— start Information supplied —

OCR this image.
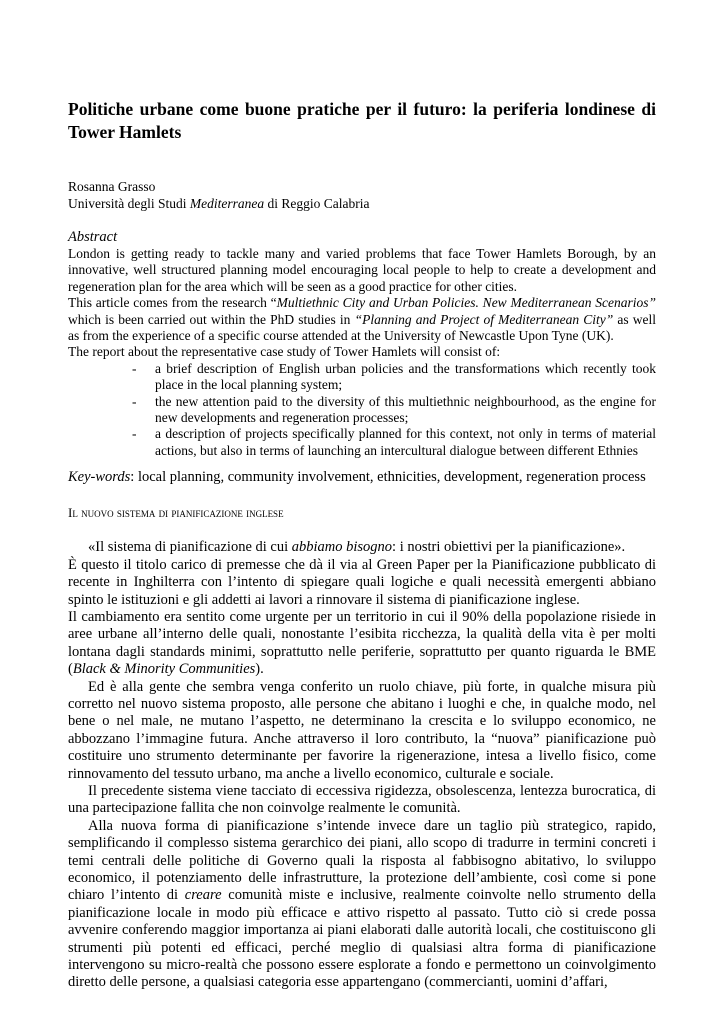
Politiche urbane come buone pratiche per il futuro: la periferia londinese di Tower Hamlets
Rosanna Grasso
Università degli Studi Mediterranea di Reggio Calabria
Abstract

London is getting ready to tackle many and varied problems that face Tower Hamlets Borough, by an innovative, well structured planning model encouraging local people to help to create a development and regeneration plan for the area which will be seen as a good practice for other cities.

This article comes from the research “Multiethnic City and Urban Policies. New Mediterranean Scenarios” which is been carried out within the PhD studies in “Planning and Project of Mediterranean City” as well as from the experience of a specific course attended at the University of Newcastle Upon Tyne (UK).

The report about the representative case study of Tower Hamlets will consist of:

- a brief description of English urban policies and the transformations which recently took place in the local planning system;
- the new attention paid to the diversity of this multiethnic neighbourhood, as the engine for new developments and regeneration processes;
- a description of projects specifically planned for this context, not only in terms of material actions, but also in terms of launching an intercultural dialogue between different Ethnies
Key-words: local planning, community involvement, ethnicities, development, regeneration process
Il nuovo sistema di pianificazione inglese

«Il sistema di pianificazione di cui abbiamo bisogno: i nostri obiettivi per la pianificazione».

È questo il titolo carico di premesse che dà il via al Green Paper per la Pianificazione pubblicato di recente in Inghilterra con l’intento di spiegare quali logiche e quali necessità emergenti abbiano spinto le istituzioni e gli addetti ai lavori a rinnovare il sistema di pianificazione inglese.

Il cambiamento era sentito come urgente per un territorio in cui il 90% della popolazione risiede in aree urbane all’interno delle quali, nonostante l’esibita ricchezza, la qualità della vita è per molti lontana dagli standards minimi, soprattutto nelle periferie, soprattutto per quanto riguarda le BME (Black & Minority Communities).

Ed è alla gente che sembra venga conferito un ruolo chiave, più forte, in qualche misura più corretto nel nuovo sistema proposto, alle persone che abitano i luoghi e che, in qualche modo, nel bene o nel male, ne mutano l’aspetto, ne determinano la crescita e lo sviluppo economico, ne abbozzano l’immagine futura. Anche attraverso il loro contributo, la “nuova” pianificazione può costituire uno strumento determinante per favorire la rigenerazione, intesa a livello fisico, come rinnovamento del tessuto urbano, ma anche a livello economico, culturale e sociale.

Il precedente sistema viene tacciato di eccessiva rigidezza, obsolescenza, lentezza burocratica, di una partecipazione fallita che non coinvolge realmente le comunità.

Alla nuova forma di pianificazione s’intende invece dare un taglio più strategico, rapido, semplificando il complesso sistema gerarchico dei piani, allo scopo di tradurre in termini concreti i temi centrali delle politiche di Governo quali la risposta al fabbisogno abitativo, lo sviluppo economico, il potenziamento delle infrastrutture, la protezione dell’ambiente, così come si pone chiaro l’intento di creare comunità miste e inclusive, realmente coinvolte nello strumento della pianificazione locale in modo più efficace e attivo rispetto al passato. Tutto ciò si crede possa avvenire conferendo maggior importanza ai piani elaborati dalle autorità locali, che costituiscono gli strumenti più potenti ed efficaci, perché meglio di qualsiasi altra forma di pianificazione intervengono su micro-realtà che possono essere esplorate a fondo e permettono un coinvolgimento diretto delle persone, a qualsiasi categoria esse appartengano (commercianti, uomini d’affari,
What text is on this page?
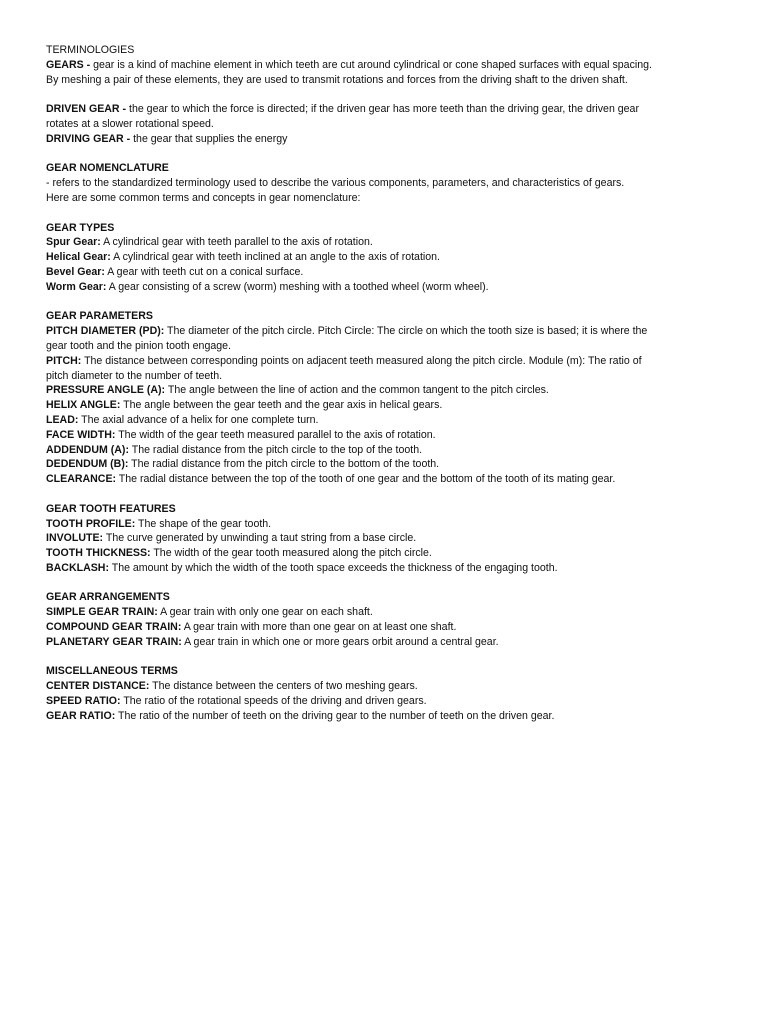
TERMINOLOGIES
GEARS - gear is a kind of machine element in which teeth are cut around cylindrical or cone shaped surfaces with equal spacing.
By meshing a pair of these elements, they are used to transmit rotations and forces from the driving shaft to the driven shaft.
DRIVEN GEAR - the gear to which the force is directed; if the driven gear has more teeth than the driving gear, the driven gear
rotates at a slower rotational speed.
DRIVING GEAR - the gear that supplies the energy
GEAR NOMENCLATURE
- refers to the standardized terminology used to describe the various components, parameters, and characteristics of gears.
Here are some common terms and concepts in gear nomenclature:
GEAR TYPES
Spur Gear: A cylindrical gear with teeth parallel to the axis of rotation.
Helical Gear: A cylindrical gear with teeth inclined at an angle to the axis of rotation.
Bevel Gear: A gear with teeth cut on a conical surface.
Worm Gear: A gear consisting of a screw (worm) meshing with a toothed wheel (worm wheel).
GEAR PARAMETERS
PITCH DIAMETER (PD): The diameter of the pitch circle. Pitch Circle: The circle on which the tooth size is based; it is where the
gear tooth and the pinion tooth engage.
PITCH: The distance between corresponding points on adjacent teeth measured along the pitch circle. Module (m): The ratio of
pitch diameter to the number of teeth.
PRESSURE ANGLE (A): The angle between the line of action and the common tangent to the pitch circles.
HELIX ANGLE: The angle between the gear teeth and the gear axis in helical gears.
LEAD: The axial advance of a helix for one complete turn.
FACE WIDTH: The width of the gear teeth measured parallel to the axis of rotation.
ADDENDUM (A): The radial distance from the pitch circle to the top of the tooth.
DEDENDUM (B): The radial distance from the pitch circle to the bottom of the tooth.
CLEARANCE: The radial distance between the top of the tooth of one gear and the bottom of the tooth of its mating gear.
GEAR TOOTH FEATURES
TOOTH PROFILE: The shape of the gear tooth.
INVOLUTE: The curve generated by unwinding a taut string from a base circle.
TOOTH THICKNESS: The width of the gear tooth measured along the pitch circle.
BACKLASH: The amount by which the width of the tooth space exceeds the thickness of the engaging tooth.
GEAR ARRANGEMENTS
SIMPLE GEAR TRAIN: A gear train with only one gear on each shaft.
COMPOUND GEAR TRAIN: A gear train with more than one gear on at least one shaft.
PLANETARY GEAR TRAIN: A gear train in which one or more gears orbit around a central gear.
MISCELLANEOUS TERMS
CENTER DISTANCE: The distance between the centers of two meshing gears.
SPEED RATIO: The ratio of the rotational speeds of the driving and driven gears.
GEAR RATIO: The ratio of the number of teeth on the driving gear to the number of teeth on the driven gear.
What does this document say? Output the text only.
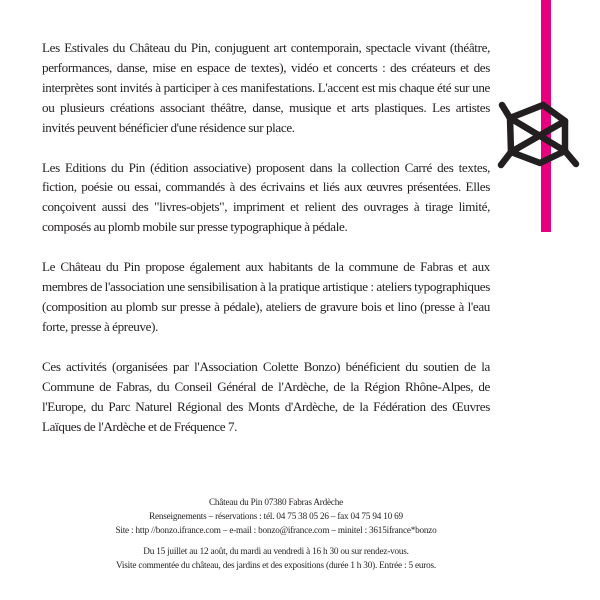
Les Estivales du Château du Pin, conjuguent art contemporain, spectacle vivant (théâtre, performances, danse, mise en espace de textes), vidéo et concerts : des créateurs et des interprètes sont invités à participer à ces manifestations. L'accent est mis chaque été sur une ou plusieurs créations associant théâtre, danse, musique et arts plastiques. Les artistes invités peuvent bénéficier d'une résidence sur place.

Les Editions du Pin (édition associative) proposent dans la collection Carré des textes, fiction, poésie ou essai, commandés à des écrivains et liés aux œuvres présentées. Elles conçoivent aussi des "livres-objets", impriment et relient des ouvrages à tirage limité, composés au plomb mobile sur presse typographique à pédale.

Le Château du Pin propose également aux habitants de la commune de Fabras et aux membres de l'association une sensibilisation à la pratique artistique : ateliers typographiques (composition au plomb sur presse à pédale), ateliers de gravure bois et lino (presse à l'eau forte, presse à épreuve).

Ces activités (organisées par l'Association Colette Bonzo) bénéficient du soutien de la Commune de Fabras, du Conseil Général de l'Ardèche, de la Région Rhône-Alpes, de l'Europe, du Parc Naturel Régional des Monts d'Ardèche, de la Fédération des Œuvres Laïques de l'Ardèche et de Fréquence 7.

Château du Pin 07380 Fabras Ardèche
Renseignements – réservations : tél. 04 75 38 05 26 – fax 04 75 94 10 69
Site : http //bonzo.ifrance.com – e-mail : bonzo@ifrance.com – minitel : 3615ifrance*bonzo
Du 15 juillet au 12 août, du mardi au vendredi à 16 h 30 ou sur rendez-vous.
Visite commentée du château, des jardins et des expositions (durée 1 h 30). Entrée : 5 euros.
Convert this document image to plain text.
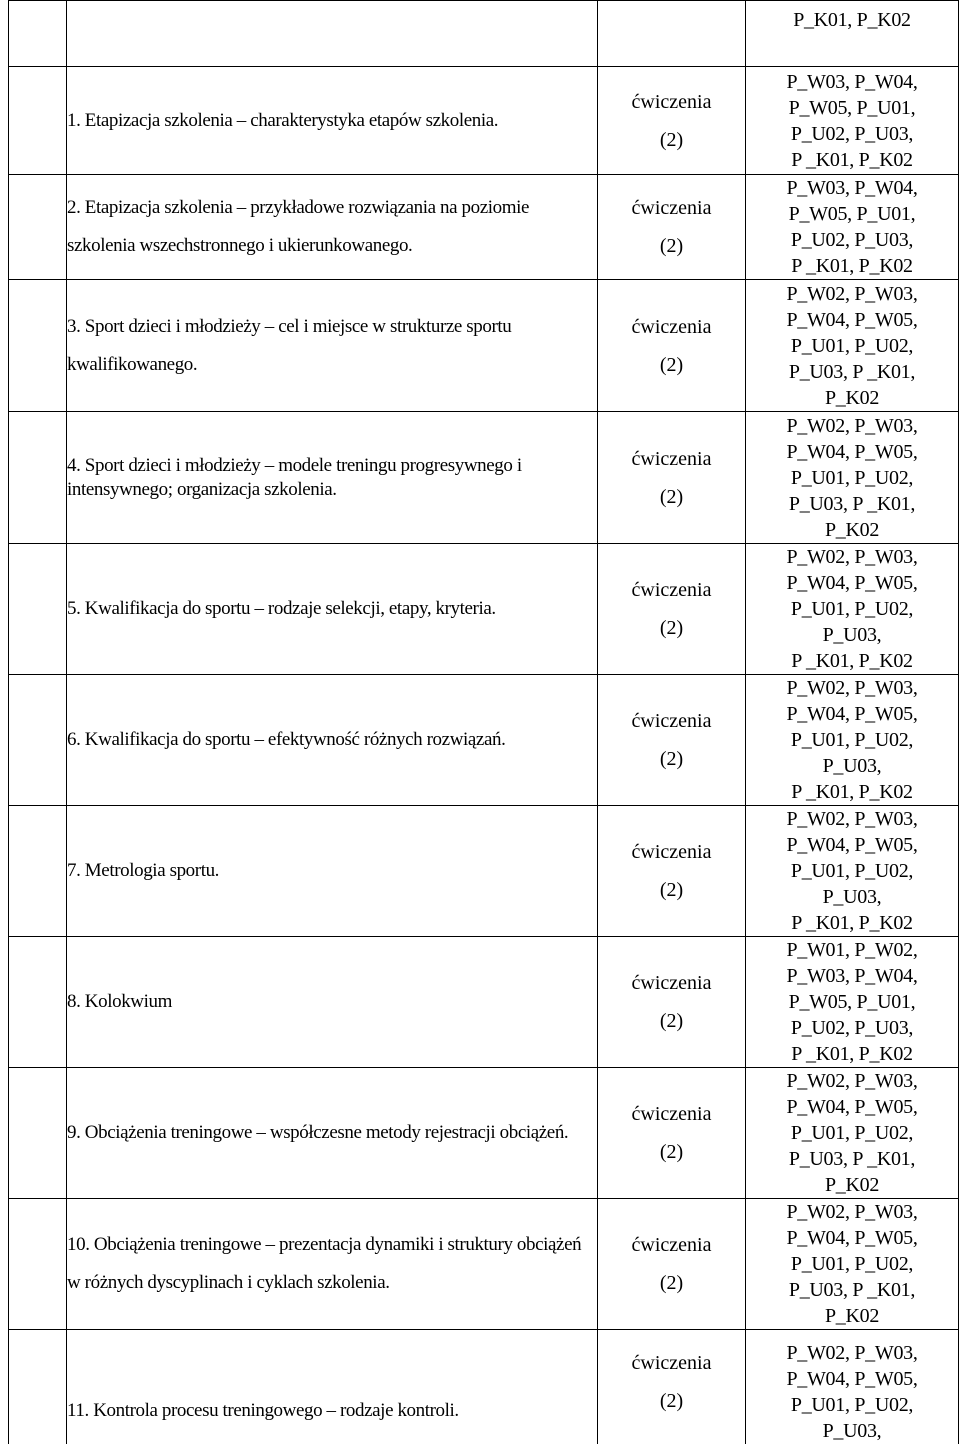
			P_K01, P_K02

	1. Etapizacja szkolenia – charakterystyka etapów szkolenia.	ćwiczenia
(2)	P_W03, P_W04,
P_W05, P_U01,
P_U02, P_U03,
P _K01, P_K02

	2. Etapizacja szkolenia – przykładowe rozwiązania na poziomie szkolenia wszechstronnego i ukierunkowanego.	ćwiczenia
(2)	P_W03, P_W04,
P_W05, P_U01,
P_U02, P_U03,
P _K01, P_K02

	3. Sport dzieci i młodzieży – cel i miejsce w strukturze sportu kwalifikowanego.	ćwiczenia
(2)	P_W02, P_W03,
P_W04, P_W05,
P_U01, P_U02,
P_U03, P _K01,
P_K02

	4. Sport dzieci i młodzieży – modele treningu progresywnego i intensywnego; organizacja szkolenia.	ćwiczenia
(2)	P_W02, P_W03,
P_W04, P_W05,
P_U01, P_U02,
P_U03, P _K01,
P_K02

	5. Kwalifikacja do sportu – rodzaje selekcji, etapy, kryteria.	ćwiczenia
(2)	P_W02, P_W03,
P_W04, P_W05,
P_U01, P_U02,
P_U03,
P _K01, P_K02

	6. Kwalifikacja do sportu – efektywność różnych rozwiązań.	ćwiczenia
(2)	P_W02, P_W03,
P_W04, P_W05,
P_U01, P_U02,
P_U03,
P _K01, P_K02

	7. Metrologia sportu.	ćwiczenia
(2)	P_W02, P_W03,
P_W04, P_W05,
P_U01, P_U02,
P_U03,
P _K01, P_K02

	8. Kolokwium	ćwiczenia
(2)	P_W01, P_W02,
P_W03, P_W04,
P_W05, P_U01,
P_U02, P_U03,
P _K01, P_K02

	9. Obciążenia treningowe – współczesne metody rejestracji obciążeń.	ćwiczenia
(2)	P_W02, P_W03,
P_W04, P_W05,
P_U01, P_U02,
P_U03, P _K01,
P_K02

	10. Obciążenia treningowe – prezentacja dynamiki i struktury obciążeń w różnych dyscyplinach i cyklach szkolenia.	ćwiczenia
(2)	P_W02, P_W03,
P_W04, P_W05,
P_U01, P_U02,
P_U03, P _K01,
P_K02

	11. Kontrola procesu treningowego – rodzaje kontroli.	ćwiczenia
(2)	P_W02, P_W03,
P_W04, P_W05,
P_U01, P_U02,
P_U03,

— end Information supplied —

Work to be completed:
Scan the data above; copy every line where "pitch" appears.

Result of this exercise:
PITCH DIAMETER (PD): The diameter of the pitch circle. Pitch Circle: The circle on which the tooth size is based; it is where the
PITCH: The distance between corresponding points on adjacent teeth measured along the pitch circle. Module (m): The ratio of
pitch diameter to the number of teeth.
PRESSURE ANGLE (A): The angle between the line of action and the common tangent to the pitch circles.
ADDENDUM (A): The radial distance from the pitch circle to the top of the tooth.
DEDENDUM (B): The radial distance from the pitch circle to the bottom of the tooth.
TOOTH THICKNESS: The width of the gear tooth measured along the pitch circle.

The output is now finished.